## Task requirements
Copy each line below that includes "Direction".
— begin Records supplied —
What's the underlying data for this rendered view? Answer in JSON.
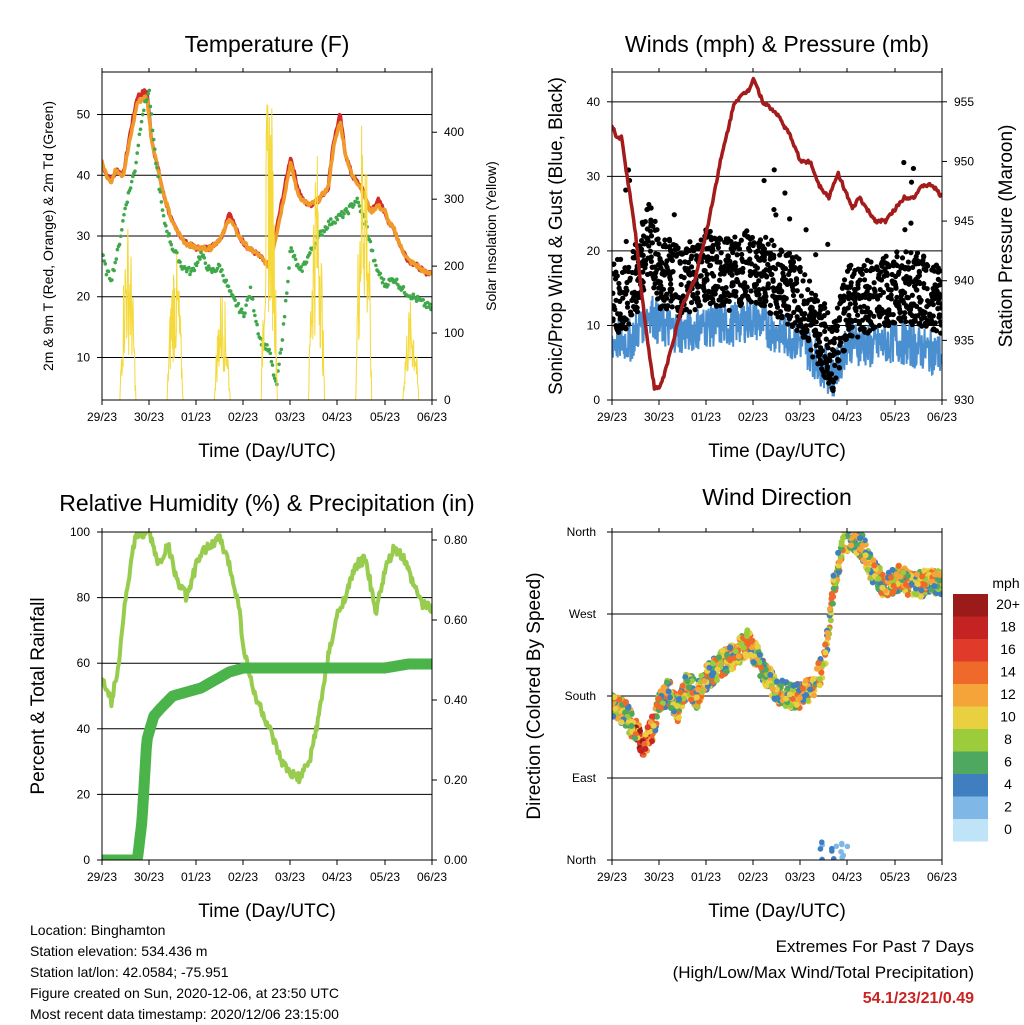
{
  "x_ticks": [
    "29/23",
    "30/23",
    "01/23",
    "02/23",
    "03/23",
    "04/23",
    "05/23",
    "06/23"
  ],
  "xlabel": "Time (Day/UTC)",
  "chart_data": [
    {
      "type": "line",
      "title": "Temperature (F)",
      "xlabel": "Time (Day/UTC)",
      "ylabel": "2m & 9m T (Red, Orange) & 2m Td (Green)",
      "y2label": "Solar Insolation (Yellow)",
      "ylim": [
        3,
        57
      ],
      "y_ticks": [
        10,
        20,
        30,
        40,
        50
      ],
      "y2lim": [
        0,
        490
      ],
      "y2_ticks": [
        0,
        100,
        200,
        300,
        400
      ],
      "x_ticks": [
        "29/23",
        "30/23",
        "01/23",
        "02/23",
        "03/23",
        "04/23",
        "05/23",
        "06/23"
      ],
      "series": [
        {
          "axis": "left",
          "color": "#d42a2a",
          "style": "line",
          "x": [
            0,
            0.1,
            0.2,
            0.3,
            0.45,
            0.6,
            0.75,
            0.95,
            1.05,
            1.3,
            1.5,
            1.75,
            2,
            2.3,
            2.55,
            2.7,
            2.9,
            3.1,
            3.3,
            3.55,
            3.8,
            4.0,
            4.15,
            4.25,
            4.4,
            4.6,
            4.8,
            4.9,
            5.05,
            5.15,
            5.3,
            5.5,
            5.7,
            5.85,
            6.0,
            6.1,
            6.2,
            6.35,
            6.5,
            6.7,
            6.85,
            7.0
          ],
          "y": [
            42,
            40,
            39,
            41,
            40,
            47,
            53,
            54,
            46,
            37,
            32,
            29,
            28,
            28,
            30,
            34,
            30,
            28,
            27,
            25,
            35,
            43,
            38,
            36,
            35,
            36,
            38,
            45,
            50,
            44,
            40,
            38,
            34,
            36,
            34,
            32,
            31,
            28,
            26,
            25,
            24,
            24
          ]
        },
        {
          "axis": "left",
          "color": "#f09a2a",
          "style": "line",
          "x": [
            0,
            0.1,
            0.2,
            0.3,
            0.45,
            0.6,
            0.75,
            0.95,
            1.05,
            1.3,
            1.5,
            1.75,
            2,
            2.3,
            2.55,
            2.7,
            2.9,
            3.1,
            3.3,
            3.55,
            3.8,
            4.0,
            4.15,
            4.25,
            4.4,
            4.6,
            4.8,
            4.9,
            5.05,
            5.15,
            5.3,
            5.5,
            5.7,
            5.85,
            6.0,
            6.1,
            6.2,
            6.35,
            6.5,
            6.7,
            6.85,
            7.0
          ],
          "y": [
            42,
            40,
            39,
            41,
            40,
            46,
            52,
            53,
            46,
            37,
            32,
            29,
            28,
            28,
            30,
            33,
            30,
            28,
            27,
            25,
            34,
            42,
            37,
            36,
            35,
            36,
            38,
            44,
            49,
            44,
            40,
            38,
            34,
            35,
            34,
            32,
            31,
            28,
            26,
            25,
            24,
            24
          ]
        },
        {
          "axis": "left",
          "color": "#3fa84a",
          "style": "dotted",
          "x": [
            0,
            0.1,
            0.2,
            0.35,
            0.5,
            0.7,
            0.85,
            1.0,
            1.1,
            1.3,
            1.5,
            1.7,
            1.9,
            2.1,
            2.3,
            2.5,
            2.75,
            3.0,
            3.15,
            3.35,
            3.55,
            3.7,
            3.85,
            4.0,
            4.2,
            4.4,
            4.6,
            4.8,
            5.0,
            5.2,
            5.4,
            5.6,
            5.8,
            6.0,
            6.2,
            6.4,
            6.6,
            6.8,
            7.0
          ],
          "y": [
            27,
            24,
            23,
            28,
            35,
            41,
            50,
            54,
            45,
            33,
            28,
            25,
            24,
            27,
            24,
            25,
            20,
            17,
            21,
            13,
            11,
            5,
            15,
            28,
            24,
            27,
            30,
            32,
            33,
            34,
            36,
            32,
            25,
            22,
            23,
            21,
            20,
            19,
            18
          ]
        },
        {
          "axis": "right",
          "color": "#f5d93a",
          "style": "bursts",
          "days": [
            0.55,
            1.55,
            2.55,
            3.55,
            4.55,
            5.55,
            6.55
          ],
          "peaks": [
            270,
            230,
            170,
            490,
            380,
            470,
            150
          ]
        }
      ]
    },
    {
      "type": "line",
      "title": "Winds (mph) & Pressure (mb)",
      "xlabel": "Time (Day/UTC)",
      "ylabel": "Sonic/Prop Wind & Gust (Blue, Black)",
      "y2label": "Station Pressure (Maroon)",
      "ylim": [
        0,
        44
      ],
      "y_ticks": [
        0,
        10,
        20,
        30,
        40
      ],
      "y2lim": [
        930,
        957.5
      ],
      "y2_ticks": [
        930,
        935,
        940,
        945,
        950,
        955
      ],
      "x_ticks": [
        "29/23",
        "30/23",
        "01/23",
        "02/23",
        "03/23",
        "04/23",
        "05/23",
        "06/23"
      ],
      "series": [
        {
          "axis": "left",
          "color": "#4a8fd0",
          "style": "band",
          "x": [
            0,
            0.4,
            0.8,
            1.0,
            1.5,
            2.0,
            2.5,
            3.0,
            3.5,
            4.0,
            4.4,
            4.7,
            5.0,
            5.5,
            6.0,
            6.5,
            7.0
          ],
          "y": [
            8,
            8,
            12,
            10,
            9,
            10,
            10,
            11,
            9,
            8,
            5,
            3,
            8,
            7,
            8,
            7,
            6
          ]
        },
        {
          "axis": "left",
          "color": "#000000",
          "style": "dots",
          "x": [
            0,
            0.4,
            0.8,
            1.0,
            1.5,
            2.0,
            2.5,
            3.0,
            3.5,
            4.0,
            4.4,
            4.7,
            5.0,
            5.5,
            6.0,
            6.5,
            7.0
          ],
          "y": [
            14,
            14,
            22,
            17,
            16,
            18,
            17,
            18,
            16,
            14,
            9,
            6,
            13,
            14,
            15,
            15,
            13
          ]
        },
        {
          "axis": "right",
          "color": "#a31b1b",
          "style": "line",
          "x": [
            0,
            0.1,
            0.2,
            0.35,
            0.5,
            0.6,
            0.75,
            0.9,
            1.0,
            1.1,
            1.3,
            1.5,
            1.75,
            2.0,
            2.3,
            2.6,
            2.9,
            3.0,
            3.2,
            3.5,
            3.8,
            4.0,
            4.2,
            4.4,
            4.6,
            4.8,
            5.0,
            5.1,
            5.25,
            5.4,
            5.6,
            5.8,
            6.0,
            6.2,
            6.4,
            6.6,
            6.8,
            7.0
          ],
          "y": [
            953,
            952,
            952,
            948,
            944,
            940,
            935,
            931,
            931,
            932,
            935,
            938,
            940,
            944,
            950,
            955,
            956,
            957,
            955,
            954,
            952,
            950,
            950,
            948,
            947,
            949,
            947,
            946,
            947,
            946,
            945,
            945,
            946,
            947,
            947,
            948,
            948,
            947
          ]
        }
      ]
    },
    {
      "type": "line",
      "title": "Relative Humidity (%) & Precipitation (in)",
      "xlabel": "Time (Day/UTC)",
      "ylabel": "Percent & Total Rainfall",
      "ylim": [
        0,
        100
      ],
      "y_ticks": [
        0,
        20,
        40,
        60,
        80,
        100
      ],
      "y2lim": [
        0,
        0.82
      ],
      "y2_ticks": [
        "0.00",
        "0.20",
        "0.40",
        "0.60",
        "0.80"
      ],
      "x_ticks": [
        "29/23",
        "30/23",
        "01/23",
        "02/23",
        "03/23",
        "04/23",
        "05/23",
        "06/23"
      ],
      "series": [
        {
          "axis": "left",
          "color": "#98cc4e",
          "style": "line",
          "x": [
            0,
            0.2,
            0.35,
            0.5,
            0.7,
            0.9,
            1.0,
            1.2,
            1.4,
            1.6,
            1.8,
            2.0,
            2.2,
            2.5,
            2.7,
            2.9,
            3.0,
            3.2,
            3.4,
            3.6,
            3.8,
            4.0,
            4.2,
            4.4,
            4.6,
            4.8,
            5.0,
            5.2,
            5.4,
            5.6,
            5.8,
            6.0,
            6.2,
            6.4,
            6.6,
            6.8,
            7.0
          ],
          "y": [
            56,
            48,
            60,
            80,
            98,
            100,
            100,
            90,
            96,
            85,
            80,
            90,
            95,
            98,
            90,
            78,
            65,
            52,
            45,
            38,
            30,
            26,
            25,
            30,
            44,
            62,
            75,
            82,
            90,
            92,
            75,
            88,
            95,
            92,
            84,
            78,
            77
          ]
        },
        {
          "axis": "right",
          "color": "#4ab34a",
          "style": "thick",
          "x": [
            0,
            0.5,
            0.75,
            0.85,
            0.95,
            1.1,
            1.25,
            1.5,
            1.8,
            2.1,
            2.4,
            2.7,
            3.0,
            3.5,
            4.0,
            5.0,
            6.0,
            6.5,
            7.0
          ],
          "y": [
            0,
            0,
            0,
            0.1,
            0.3,
            0.36,
            0.38,
            0.41,
            0.42,
            0.43,
            0.45,
            0.47,
            0.48,
            0.48,
            0.48,
            0.48,
            0.48,
            0.49,
            0.49
          ]
        }
      ]
    },
    {
      "type": "scatter",
      "title": "Wind Direction",
      "xlabel": "Time (Day/UTC)",
      "ylabel": "Direction (Colored By Speed)",
      "y_ticks": [
        "North",
        "East",
        "South",
        "West",
        "North"
      ],
      "ylim": [
        0,
        360
      ],
      "x_ticks": [
        "29/23",
        "30/23",
        "01/23",
        "02/23",
        "03/23",
        "04/23",
        "05/23",
        "06/23"
      ],
      "colorbar_title": "mph",
      "colorbar_labels": [
        "20+",
        "18",
        "16",
        "14",
        "12",
        "10",
        "8",
        "6",
        "4",
        "2",
        "0"
      ],
      "colorbar_colors": [
        "#9b1b1b",
        "#c42323",
        "#e03a2a",
        "#ef6a2a",
        "#f5a43a",
        "#e8d040",
        "#9ccc3c",
        "#4ea860",
        "#3f7fc0",
        "#7fb8e6",
        "#bfe3f7"
      ],
      "x": [
        0,
        0.3,
        0.5,
        0.7,
        0.9,
        1.0,
        1.2,
        1.4,
        1.6,
        1.8,
        2.0,
        2.3,
        2.6,
        2.9,
        3.0,
        3.2,
        3.5,
        3.8,
        4.0,
        4.2,
        4.35,
        4.5,
        4.7,
        4.9,
        5.1,
        5.3,
        5.5,
        5.8,
        6.1,
        6.4,
        6.7,
        7.0
      ],
      "y": [
        170,
        160,
        140,
        125,
        150,
        170,
        185,
        165,
        195,
        180,
        200,
        215,
        225,
        240,
        230,
        210,
        185,
        180,
        180,
        185,
        200,
        215,
        300,
        350,
        355,
        345,
        320,
        300,
        310,
        300,
        305,
        305
      ]
    }
  ],
  "footer": {
    "location": "Location: Binghamton",
    "elevation": "Station elevation: 534.436 m",
    "latlon": "Station lat/lon: 42.0584; -75.951",
    "created": "Figure created on Sun, 2020-12-06, at 23:50 UTC",
    "recent": "Most recent data timestamp: 2020/12/06 23:15:00"
  },
  "extremes": {
    "title": "Extremes For Past 7 Days",
    "subtitle": "(High/Low/Max Wind/Total Precipitation)",
    "values": "54.1/23/21/0.49"
  }
}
— end Records supplied —
## Exercise answer
      "title": "Wind Direction",
      "ylabel": "Direction (Colored By Speed)",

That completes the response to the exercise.